Data extracted from a collection:
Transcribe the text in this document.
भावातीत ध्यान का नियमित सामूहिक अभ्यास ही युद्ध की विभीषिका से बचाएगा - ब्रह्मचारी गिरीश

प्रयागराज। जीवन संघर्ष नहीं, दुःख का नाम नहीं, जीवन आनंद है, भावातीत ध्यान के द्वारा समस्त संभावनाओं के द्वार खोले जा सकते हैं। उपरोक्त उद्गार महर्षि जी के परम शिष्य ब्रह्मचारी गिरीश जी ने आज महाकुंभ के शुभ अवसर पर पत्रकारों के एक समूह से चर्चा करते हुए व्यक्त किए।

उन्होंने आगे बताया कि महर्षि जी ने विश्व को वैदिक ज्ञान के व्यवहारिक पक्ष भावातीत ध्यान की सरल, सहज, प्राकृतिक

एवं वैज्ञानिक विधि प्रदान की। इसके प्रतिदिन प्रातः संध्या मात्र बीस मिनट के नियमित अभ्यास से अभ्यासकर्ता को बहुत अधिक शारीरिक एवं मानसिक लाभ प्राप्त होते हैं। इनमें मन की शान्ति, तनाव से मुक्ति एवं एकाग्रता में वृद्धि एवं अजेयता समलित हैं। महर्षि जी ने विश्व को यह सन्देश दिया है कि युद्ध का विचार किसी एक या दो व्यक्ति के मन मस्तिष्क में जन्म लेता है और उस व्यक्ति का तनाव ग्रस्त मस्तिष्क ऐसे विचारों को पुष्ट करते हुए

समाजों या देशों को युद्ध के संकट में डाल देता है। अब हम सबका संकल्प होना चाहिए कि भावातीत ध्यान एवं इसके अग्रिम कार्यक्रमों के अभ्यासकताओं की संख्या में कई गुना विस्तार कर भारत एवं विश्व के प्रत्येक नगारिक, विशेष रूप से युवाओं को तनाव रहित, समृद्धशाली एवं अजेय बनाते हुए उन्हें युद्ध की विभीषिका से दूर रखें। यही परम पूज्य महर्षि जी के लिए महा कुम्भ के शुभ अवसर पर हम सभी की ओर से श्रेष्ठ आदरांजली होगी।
...
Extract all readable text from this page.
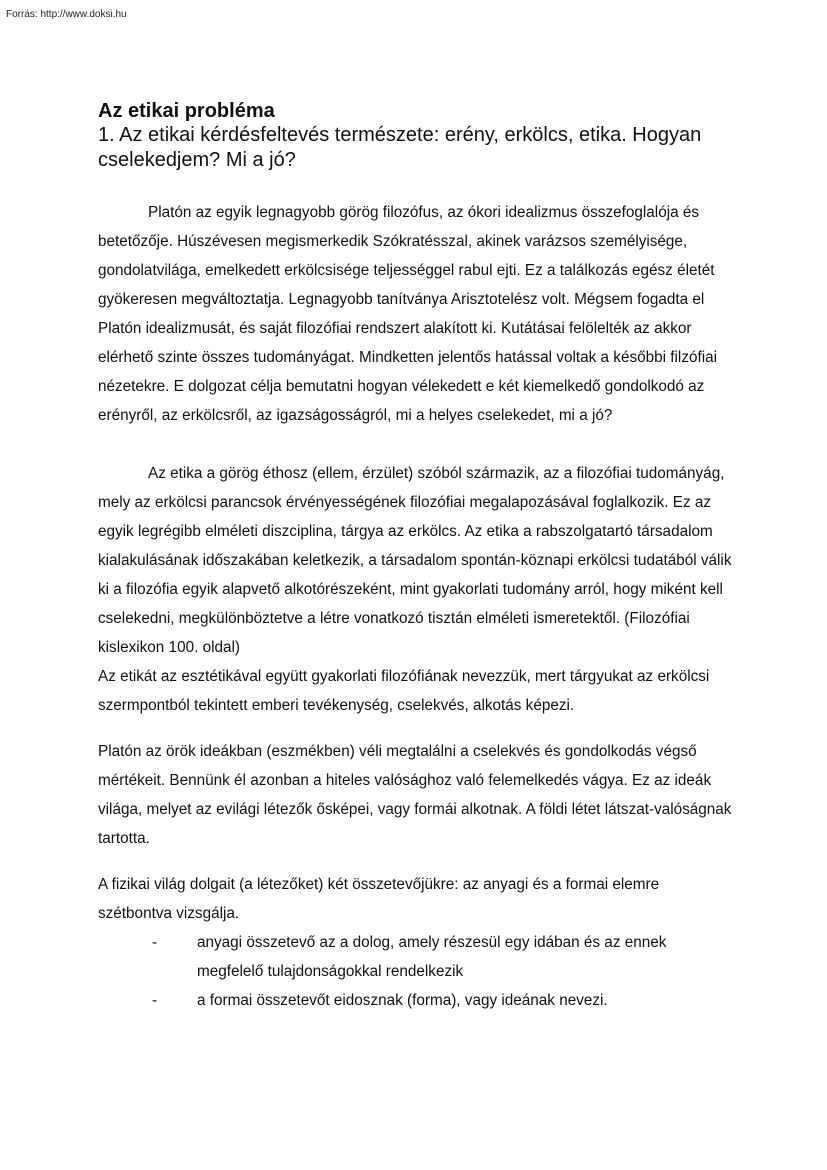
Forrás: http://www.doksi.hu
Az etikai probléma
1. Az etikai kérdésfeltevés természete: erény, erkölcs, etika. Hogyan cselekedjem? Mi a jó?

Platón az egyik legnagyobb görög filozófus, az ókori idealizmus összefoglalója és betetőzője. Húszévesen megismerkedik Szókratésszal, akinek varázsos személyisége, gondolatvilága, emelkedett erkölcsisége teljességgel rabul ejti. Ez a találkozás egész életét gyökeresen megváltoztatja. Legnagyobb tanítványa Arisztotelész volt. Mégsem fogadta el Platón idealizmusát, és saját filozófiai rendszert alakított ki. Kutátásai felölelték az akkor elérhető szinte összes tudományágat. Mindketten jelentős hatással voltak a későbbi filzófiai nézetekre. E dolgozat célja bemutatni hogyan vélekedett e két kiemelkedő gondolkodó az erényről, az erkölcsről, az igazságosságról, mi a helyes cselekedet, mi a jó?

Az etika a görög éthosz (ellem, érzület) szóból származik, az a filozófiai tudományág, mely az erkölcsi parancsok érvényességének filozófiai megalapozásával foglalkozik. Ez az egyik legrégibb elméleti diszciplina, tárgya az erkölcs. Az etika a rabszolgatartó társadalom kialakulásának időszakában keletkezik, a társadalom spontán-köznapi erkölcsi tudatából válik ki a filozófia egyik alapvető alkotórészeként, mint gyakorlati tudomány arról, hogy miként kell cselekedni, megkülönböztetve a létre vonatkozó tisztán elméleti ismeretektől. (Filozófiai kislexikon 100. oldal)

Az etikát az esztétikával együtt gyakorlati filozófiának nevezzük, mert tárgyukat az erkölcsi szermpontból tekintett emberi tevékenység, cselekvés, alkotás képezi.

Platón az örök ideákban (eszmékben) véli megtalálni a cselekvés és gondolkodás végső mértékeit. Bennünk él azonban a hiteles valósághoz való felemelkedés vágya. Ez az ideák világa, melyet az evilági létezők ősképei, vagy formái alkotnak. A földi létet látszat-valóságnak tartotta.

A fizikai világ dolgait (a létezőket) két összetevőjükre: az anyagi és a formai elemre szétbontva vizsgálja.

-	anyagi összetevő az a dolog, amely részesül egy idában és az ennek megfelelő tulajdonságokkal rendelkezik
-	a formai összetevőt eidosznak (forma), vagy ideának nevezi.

● **EXERCISE DESCRIPTION**
List each line of the records that holds the string "cselekvés".

● **FULL ANSWER**
Az etikát az esztétikával együtt gyakorlati filozófiának nevezzük, mert tárgyukat az erkölcsi szermpontból tekintett emberi tevékenység, cselekvés, alkotás képezi.
Platón az örök ideákban (eszmékben) véli megtalálni a cselekvés és gondolkodás végső mértékeit. Bennünk él azonban a hiteles valósághoz való felemelkedés vágya. Ez az ideák világa, melyet az evilági létezők ősképei, vagy formái alkotnak. A földi létet látszat-valóságnak tartotta.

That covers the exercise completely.